[Work instructions]
Print the material below line for line, changing nothing.

[Supplied records]
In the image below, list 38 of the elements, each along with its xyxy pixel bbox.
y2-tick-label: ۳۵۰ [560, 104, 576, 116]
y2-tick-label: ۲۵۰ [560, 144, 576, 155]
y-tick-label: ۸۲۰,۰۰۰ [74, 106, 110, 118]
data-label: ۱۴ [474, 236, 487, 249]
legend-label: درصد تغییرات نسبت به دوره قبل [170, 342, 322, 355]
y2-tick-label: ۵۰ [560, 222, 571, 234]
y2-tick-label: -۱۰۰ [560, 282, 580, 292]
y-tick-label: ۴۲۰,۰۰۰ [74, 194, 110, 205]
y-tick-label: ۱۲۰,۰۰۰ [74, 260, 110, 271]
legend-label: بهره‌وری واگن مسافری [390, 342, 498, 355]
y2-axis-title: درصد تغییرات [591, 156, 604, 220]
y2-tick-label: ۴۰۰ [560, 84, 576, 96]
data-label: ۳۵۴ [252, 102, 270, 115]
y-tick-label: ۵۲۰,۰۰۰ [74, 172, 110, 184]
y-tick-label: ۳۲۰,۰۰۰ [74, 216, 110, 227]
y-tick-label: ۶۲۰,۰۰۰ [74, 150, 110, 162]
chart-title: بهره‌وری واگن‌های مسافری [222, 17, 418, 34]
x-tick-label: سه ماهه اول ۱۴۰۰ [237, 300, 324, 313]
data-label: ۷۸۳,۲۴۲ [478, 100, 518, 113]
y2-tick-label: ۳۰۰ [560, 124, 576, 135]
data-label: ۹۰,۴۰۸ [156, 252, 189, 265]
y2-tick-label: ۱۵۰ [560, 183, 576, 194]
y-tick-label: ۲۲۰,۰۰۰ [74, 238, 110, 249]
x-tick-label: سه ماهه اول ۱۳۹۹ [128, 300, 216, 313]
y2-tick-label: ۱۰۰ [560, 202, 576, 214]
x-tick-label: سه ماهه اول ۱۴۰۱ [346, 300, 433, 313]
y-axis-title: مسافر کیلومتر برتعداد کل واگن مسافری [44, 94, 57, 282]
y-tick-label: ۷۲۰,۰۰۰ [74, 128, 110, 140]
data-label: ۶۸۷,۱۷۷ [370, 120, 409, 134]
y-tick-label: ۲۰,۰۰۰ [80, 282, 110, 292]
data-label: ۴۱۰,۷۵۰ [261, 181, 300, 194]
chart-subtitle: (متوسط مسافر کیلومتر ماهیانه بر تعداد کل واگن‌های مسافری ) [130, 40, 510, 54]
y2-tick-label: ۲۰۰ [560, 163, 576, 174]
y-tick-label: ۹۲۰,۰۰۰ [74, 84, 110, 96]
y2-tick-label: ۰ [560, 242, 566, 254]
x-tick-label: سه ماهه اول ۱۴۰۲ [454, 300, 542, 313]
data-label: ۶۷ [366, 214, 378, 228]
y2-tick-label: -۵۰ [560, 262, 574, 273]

[Result]
In the image below, list 38 of the elements, each along with its xyxy pixel bbox.
y2-tick-label: ۳۵۰ [560, 104, 576, 116]
y2-tick-label: ۲۵۰ [560, 144, 576, 155]
y-tick-label: ۸۲۰,۰۰۰ [74, 106, 110, 118]
data-label: ۱۴ [474, 236, 487, 249]
legend-label: درصد تغییرات نسبت به دوره قبل [170, 342, 322, 355]
y2-tick-label: ۵۰ [560, 222, 571, 234]
y2-tick-label: -۱۰۰ [560, 282, 580, 292]
y-tick-label: ۴۲۰,۰۰۰ [74, 194, 110, 205]
y-tick-label: ۱۲۰,۰۰۰ [74, 260, 110, 271]
legend-label: بهره‌وری واگن مسافری [390, 342, 498, 355]
y2-axis-title: درصد تغییرات [591, 156, 604, 220]
y2-tick-label: ۴۰۰ [560, 84, 576, 96]
data-label: ۳۵۴ [252, 102, 270, 115]
y-tick-label: ۵۲۰,۰۰۰ [74, 172, 110, 184]
y-tick-label: ۳۲۰,۰۰۰ [74, 216, 110, 227]
y-tick-label: ۶۲۰,۰۰۰ [74, 150, 110, 162]
chart-title: بهره‌وری واگن‌های مسافری [222, 17, 418, 34]
x-tick-label: سه ماهه اول ۱۴۰۰ [237, 300, 324, 313]
data-label: ۷۸۳,۲۴۲ [478, 100, 518, 113]
y2-tick-label: ۳۰۰ [560, 124, 576, 135]
data-label: ۹۰,۴۰۸ [156, 252, 189, 265]
y2-tick-label: ۱۵۰ [560, 183, 576, 194]
y-tick-label: ۲۲۰,۰۰۰ [74, 238, 110, 249]
x-tick-label: سه ماهه اول ۱۳۹۹ [128, 300, 216, 313]
y2-tick-label: ۱۰۰ [560, 202, 576, 214]
x-tick-label: سه ماهه اول ۱۴۰۱ [346, 300, 433, 313]
y-axis-title: مسافر کیلومتر برتعداد کل واگن مسافری [44, 94, 57, 282]
y-tick-label: ۷۲۰,۰۰۰ [74, 128, 110, 140]
data-label: ۶۸۷,۱۷۷ [370, 120, 409, 134]
y-tick-label: ۲۰,۰۰۰ [80, 282, 110, 292]
data-label: ۴۱۰,۷۵۰ [261, 181, 300, 194]
chart-subtitle: (متوسط مسافر کیلومتر ماهیانه بر تعداد کل واگن‌های مسافری ) [130, 40, 510, 54]
y2-tick-label: ۲۰۰ [560, 163, 576, 174]
y-tick-label: ۹۲۰,۰۰۰ [74, 84, 110, 96]
y2-tick-label: ۰ [560, 242, 566, 254]
x-tick-label: سه ماهه اول ۱۴۰۲ [454, 300, 542, 313]
data-label: ۶۷ [366, 214, 378, 228]
y2-tick-label: -۵۰ [560, 262, 574, 273]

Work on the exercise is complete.